> WHAT IS REQUIRED: Word for word, restate every line of the listing that follows.
Begin EXTRACTED INFORMATION
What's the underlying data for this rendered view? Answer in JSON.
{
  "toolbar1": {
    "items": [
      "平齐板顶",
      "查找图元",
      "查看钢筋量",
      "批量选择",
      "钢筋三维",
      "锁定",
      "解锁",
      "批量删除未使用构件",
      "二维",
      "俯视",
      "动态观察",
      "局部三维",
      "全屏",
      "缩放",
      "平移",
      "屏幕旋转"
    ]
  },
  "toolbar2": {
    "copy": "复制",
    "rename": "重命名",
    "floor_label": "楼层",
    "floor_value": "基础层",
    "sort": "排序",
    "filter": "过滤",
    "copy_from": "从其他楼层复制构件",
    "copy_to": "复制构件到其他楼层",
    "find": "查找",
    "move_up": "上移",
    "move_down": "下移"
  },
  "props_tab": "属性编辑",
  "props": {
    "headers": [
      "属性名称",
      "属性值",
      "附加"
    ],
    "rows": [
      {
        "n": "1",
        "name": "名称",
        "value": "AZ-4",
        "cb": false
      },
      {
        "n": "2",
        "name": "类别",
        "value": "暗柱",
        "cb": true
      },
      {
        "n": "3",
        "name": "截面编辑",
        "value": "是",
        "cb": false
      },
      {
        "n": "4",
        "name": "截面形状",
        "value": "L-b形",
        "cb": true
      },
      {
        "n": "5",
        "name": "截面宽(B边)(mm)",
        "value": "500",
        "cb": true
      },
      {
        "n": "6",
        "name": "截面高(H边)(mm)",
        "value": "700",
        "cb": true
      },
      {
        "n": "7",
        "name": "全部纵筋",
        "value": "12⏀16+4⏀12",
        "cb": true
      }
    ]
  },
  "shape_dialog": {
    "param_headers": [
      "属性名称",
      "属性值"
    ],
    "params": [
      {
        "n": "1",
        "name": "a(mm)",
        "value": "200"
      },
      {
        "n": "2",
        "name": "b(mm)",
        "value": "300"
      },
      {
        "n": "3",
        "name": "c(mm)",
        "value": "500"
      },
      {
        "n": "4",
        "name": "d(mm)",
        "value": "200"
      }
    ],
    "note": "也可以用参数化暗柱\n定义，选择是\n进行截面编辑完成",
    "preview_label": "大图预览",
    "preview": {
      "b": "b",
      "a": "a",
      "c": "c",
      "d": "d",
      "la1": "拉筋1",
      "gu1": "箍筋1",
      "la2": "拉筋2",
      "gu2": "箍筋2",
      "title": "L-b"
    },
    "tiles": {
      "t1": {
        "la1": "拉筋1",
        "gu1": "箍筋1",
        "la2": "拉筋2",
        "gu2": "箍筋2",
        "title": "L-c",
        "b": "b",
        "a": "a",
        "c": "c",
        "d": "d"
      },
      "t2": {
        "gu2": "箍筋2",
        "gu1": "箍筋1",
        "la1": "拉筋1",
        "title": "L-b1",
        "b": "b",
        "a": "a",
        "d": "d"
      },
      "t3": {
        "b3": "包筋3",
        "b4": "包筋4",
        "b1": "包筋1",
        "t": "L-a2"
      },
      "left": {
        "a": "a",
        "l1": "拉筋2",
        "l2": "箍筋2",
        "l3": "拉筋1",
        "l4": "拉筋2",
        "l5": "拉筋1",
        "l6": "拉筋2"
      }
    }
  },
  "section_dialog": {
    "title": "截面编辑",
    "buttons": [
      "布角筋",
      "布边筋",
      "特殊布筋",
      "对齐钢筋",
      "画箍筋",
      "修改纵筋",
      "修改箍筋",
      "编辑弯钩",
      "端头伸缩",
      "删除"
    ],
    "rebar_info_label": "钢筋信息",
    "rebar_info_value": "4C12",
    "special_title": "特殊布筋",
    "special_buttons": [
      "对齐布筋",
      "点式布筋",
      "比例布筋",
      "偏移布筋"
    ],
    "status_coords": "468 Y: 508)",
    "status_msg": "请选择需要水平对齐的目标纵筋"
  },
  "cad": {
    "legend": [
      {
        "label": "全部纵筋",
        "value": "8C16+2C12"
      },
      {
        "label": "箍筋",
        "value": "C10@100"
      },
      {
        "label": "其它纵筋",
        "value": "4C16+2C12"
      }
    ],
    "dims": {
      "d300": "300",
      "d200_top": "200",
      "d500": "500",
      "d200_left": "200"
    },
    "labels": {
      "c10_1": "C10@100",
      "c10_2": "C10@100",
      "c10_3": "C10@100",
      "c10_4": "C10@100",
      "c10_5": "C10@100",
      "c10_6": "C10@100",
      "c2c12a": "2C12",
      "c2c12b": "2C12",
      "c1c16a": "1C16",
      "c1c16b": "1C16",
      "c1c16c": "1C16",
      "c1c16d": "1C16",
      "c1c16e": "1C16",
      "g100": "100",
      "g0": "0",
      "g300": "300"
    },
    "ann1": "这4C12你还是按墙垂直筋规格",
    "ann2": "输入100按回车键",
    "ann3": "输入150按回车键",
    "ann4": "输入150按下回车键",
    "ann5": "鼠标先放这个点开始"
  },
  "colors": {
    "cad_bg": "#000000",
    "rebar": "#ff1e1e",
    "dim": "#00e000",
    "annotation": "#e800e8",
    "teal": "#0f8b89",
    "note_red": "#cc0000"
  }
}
End EXTRACTED INFORMATION
> WRITTEN SOLUTION:
What's the underlying data for this rendered view? Answer in JSON.
{
  "toolbar1": {
    "items": [
      "平齐板顶",
      "查找图元",
      "查看钢筋量",
      "批量选择",
      "钢筋三维",
      "锁定",
      "解锁",
      "批量删除未使用构件",
      "二维",
      "俯视",
      "动态观察",
      "局部三维",
      "全屏",
      "缩放",
      "平移",
      "屏幕旋转"
    ]
  },
  "toolbar2": {
    "copy": "复制",
    "rename": "重命名",
    "floor_label": "楼层",
    "floor_value": "基础层",
    "sort": "排序",
    "filter": "过滤",
    "copy_from": "从其他楼层复制构件",
    "copy_to": "复制构件到其他楼层",
    "find": "查找",
    "move_up": "上移",
    "move_down": "下移"
  },
  "props_tab": "属性编辑",
  "props": {
    "headers": [
      "属性名称",
      "属性值",
      "附加"
    ],
    "rows": [
      {
        "n": "1",
        "name": "名称",
        "value": "AZ-4",
        "cb": false
      },
      {
        "n": "2",
        "name": "类别",
        "value": "暗柱",
        "cb": true
      },
      {
        "n": "3",
        "name": "截面编辑",
        "value": "是",
        "cb": false
      },
      {
        "n": "4",
        "name": "截面形状",
        "value": "L-b形",
        "cb": true
      },
      {
        "n": "5",
        "name": "截面宽(B边)(mm)",
        "value": "500",
        "cb": true
      },
      {
        "n": "6",
        "name": "截面高(H边)(mm)",
        "value": "700",
        "cb": true
      },
      {
        "n": "7",
        "name": "全部纵筋",
        "value": "12⏀16+4⏀12",
        "cb": true
      }
    ]
  },
  "shape_dialog": {
    "param_headers": [
      "属性名称",
      "属性值"
    ],
    "params": [
      {
        "n": "1",
        "name": "a(mm)",
        "value": "200"
      },
      {
        "n": "2",
        "name": "b(mm)",
        "value": "300"
      },
      {
        "n": "3",
        "name": "c(mm)",
        "value": "500"
      },
      {
        "n": "4",
        "name": "d(mm)",
        "value": "200"
      }
    ],
    "note": "也可以用参数化暗柱\n定义，选择是\n进行截面编辑完成",
    "preview_label": "大图预览",
    "preview": {
      "b": "b",
      "a": "a",
      "c": "c",
      "d": "d",
      "la1": "拉筋1",
      "gu1": "箍筋1",
      "la2": "拉筋2",
      "gu2": "箍筋2",
      "title": "L-b"
    },
    "tiles": {
      "t1": {
        "la1": "拉筋1",
        "gu1": "箍筋1",
        "la2": "拉筋2",
        "gu2": "箍筋2",
        "title": "L-c",
        "b": "b",
        "a": "a",
        "c": "c",
        "d": "d"
      },
      "t2": {
        "gu2": "箍筋2",
        "gu1": "箍筋1",
        "la1": "拉筋1",
        "title": "L-b1",
        "b": "b",
        "a": "a",
        "d": "d"
      },
      "t3": {
        "b3": "包筋3",
        "b4": "包筋4",
        "b1": "包筋1",
        "t": "L-a2"
      },
      "left": {
        "a": "a",
        "l1": "拉筋2",
        "l2": "箍筋2",
        "l3": "拉筋1",
        "l4": "拉筋2",
        "l5": "拉筋1",
        "l6": "拉筋2"
      }
    }
  },
  "section_dialog": {
    "title": "截面编辑",
    "buttons": [
      "布角筋",
      "布边筋",
      "特殊布筋",
      "对齐钢筋",
      "画箍筋",
      "修改纵筋",
      "修改箍筋",
      "编辑弯钩",
      "端头伸缩",
      "删除"
    ],
    "rebar_info_label": "钢筋信息",
    "rebar_info_value": "4C12",
    "special_title": "特殊布筋",
    "special_buttons": [
      "对齐布筋",
      "点式布筋",
      "比例布筋",
      "偏移布筋"
    ],
    "status_coords": "468 Y: 508)",
    "status_msg": "请选择需要水平对齐的目标纵筋"
  },
  "cad": {
    "legend": [
      {
        "label": "全部纵筋",
        "value": "8C16+2C12"
      },
      {
        "label": "箍筋",
        "value": "C10@100"
      },
      {
        "label": "其它纵筋",
        "value": "4C16+2C12"
      }
    ],
    "dims": {
      "d300": "300",
      "d200_top": "200",
      "d500": "500",
      "d200_left": "200"
    },
    "labels": {
      "c10_1": "C10@100",
      "c10_2": "C10@100",
      "c10_3": "C10@100",
      "c10_4": "C10@100",
      "c10_5": "C10@100",
      "c10_6": "C10@100",
      "c2c12a": "2C12",
      "c2c12b": "2C12",
      "c1c16a": "1C16",
      "c1c16b": "1C16",
      "c1c16c": "1C16",
      "c1c16d": "1C16",
      "c1c16e": "1C16",
      "g100": "100",
      "g0": "0",
      "g300": "300"
    },
    "ann1": "这4C12你还是按墙垂直筋规格",
    "ann2": "输入100按回车键",
    "ann3": "输入150按回车键",
    "ann4": "输入150按下回车键",
    "ann5": "鼠标先放这个点开始"
  },
  "colors": {
    "cad_bg": "#000000",
    "rebar": "#ff1e1e",
    "dim": "#00e000",
    "annotation": "#e800e8",
    "teal": "#0f8b89",
    "note_red": "#cc0000"
  }
}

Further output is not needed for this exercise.